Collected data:
########

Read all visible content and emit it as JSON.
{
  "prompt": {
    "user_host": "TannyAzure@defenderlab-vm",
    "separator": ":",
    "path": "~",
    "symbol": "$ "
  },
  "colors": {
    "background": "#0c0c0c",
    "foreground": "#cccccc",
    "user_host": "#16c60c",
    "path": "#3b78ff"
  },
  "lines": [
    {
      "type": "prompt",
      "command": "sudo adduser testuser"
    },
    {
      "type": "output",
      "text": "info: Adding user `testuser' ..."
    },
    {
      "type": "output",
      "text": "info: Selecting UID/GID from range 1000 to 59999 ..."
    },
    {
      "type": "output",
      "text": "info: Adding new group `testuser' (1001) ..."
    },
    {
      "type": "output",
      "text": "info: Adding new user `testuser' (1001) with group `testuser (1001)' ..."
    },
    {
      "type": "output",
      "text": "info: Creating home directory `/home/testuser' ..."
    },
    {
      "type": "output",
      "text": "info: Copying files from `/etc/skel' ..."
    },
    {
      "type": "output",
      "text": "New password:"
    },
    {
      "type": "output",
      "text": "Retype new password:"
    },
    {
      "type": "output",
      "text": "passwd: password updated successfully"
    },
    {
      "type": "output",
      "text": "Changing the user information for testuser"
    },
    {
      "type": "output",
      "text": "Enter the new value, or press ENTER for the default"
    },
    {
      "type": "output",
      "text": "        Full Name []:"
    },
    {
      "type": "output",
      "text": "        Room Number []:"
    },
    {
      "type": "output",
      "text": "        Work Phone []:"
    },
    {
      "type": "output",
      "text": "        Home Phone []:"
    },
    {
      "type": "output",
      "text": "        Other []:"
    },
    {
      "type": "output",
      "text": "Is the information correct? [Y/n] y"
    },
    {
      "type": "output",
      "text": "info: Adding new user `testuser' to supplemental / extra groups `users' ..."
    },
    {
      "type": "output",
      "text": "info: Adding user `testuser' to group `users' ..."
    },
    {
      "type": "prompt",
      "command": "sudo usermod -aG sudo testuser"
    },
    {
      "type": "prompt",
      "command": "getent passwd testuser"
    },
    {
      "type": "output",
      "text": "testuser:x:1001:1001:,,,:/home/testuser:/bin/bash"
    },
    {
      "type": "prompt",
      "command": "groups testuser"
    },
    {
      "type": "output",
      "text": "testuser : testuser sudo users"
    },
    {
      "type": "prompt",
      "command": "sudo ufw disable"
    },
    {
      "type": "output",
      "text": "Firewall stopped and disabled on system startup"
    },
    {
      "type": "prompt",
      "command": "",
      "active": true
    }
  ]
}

########

Print every record exactly as it was given.

Read all visible content and emit it as JSON.
{
  "prompt": {
    "user_host": "TannyAzure@defenderlab-vm",
    "separator": ":",
    "path": "~",
    "symbol": "$ "
  },
  "colors": {
    "background": "#0c0c0c",
    "foreground": "#cccccc",
    "user_host": "#16c60c",
    "path": "#3b78ff"
  },
  "lines": [
    {
      "type": "prompt",
      "command": "sudo adduser testuser"
    },
    {
      "type": "output",
      "text": "info: Adding user `testuser' ..."
    },
    {
      "type": "output",
      "text": "info: Selecting UID/GID from range 1000 to 59999 ..."
    },
    {
      "type": "output",
      "text": "info: Adding new group `testuser' (1001) ..."
    },
    {
      "type": "output",
      "text": "info: Adding new user `testuser' (1001) with group `testuser (1001)' ..."
    },
    {
      "type": "output",
      "text": "info: Creating home directory `/home/testuser' ..."
    },
    {
      "type": "output",
      "text": "info: Copying files from `/etc/skel' ..."
    },
    {
      "type": "output",
      "text": "New password:"
    },
    {
      "type": "output",
      "text": "Retype new password:"
    },
    {
      "type": "output",
      "text": "passwd: password updated successfully"
    },
    {
      "type": "output",
      "text": "Changing the user information for testuser"
    },
    {
      "type": "output",
      "text": "Enter the new value, or press ENTER for the default"
    },
    {
      "type": "output",
      "text": "        Full Name []:"
    },
    {
      "type": "output",
      "text": "        Room Number []:"
    },
    {
      "type": "output",
      "text": "        Work Phone []:"
    },
    {
      "type": "output",
      "text": "        Home Phone []:"
    },
    {
      "type": "output",
      "text": "        Other []:"
    },
    {
      "type": "output",
      "text": "Is the information correct? [Y/n] y"
    },
    {
      "type": "output",
      "text": "info: Adding new user `testuser' to supplemental / extra groups `users' ..."
    },
    {
      "type": "output",
      "text": "info: Adding user `testuser' to group `users' ..."
    },
    {
      "type": "prompt",
      "command": "sudo usermod -aG sudo testuser"
    },
    {
      "type": "prompt",
      "command": "getent passwd testuser"
    },
    {
      "type": "output",
      "text": "testuser:x:1001:1001:,,,:/home/testuser:/bin/bash"
    },
    {
      "type": "prompt",
      "command": "groups testuser"
    },
    {
      "type": "output",
      "text": "testuser : testuser sudo users"
    },
    {
      "type": "prompt",
      "command": "sudo ufw disable"
    },
    {
      "type": "output",
      "text": "Firewall stopped and disabled on system startup"
    },
    {
      "type": "prompt",
      "command": "",
      "active": true
    }
  ]
}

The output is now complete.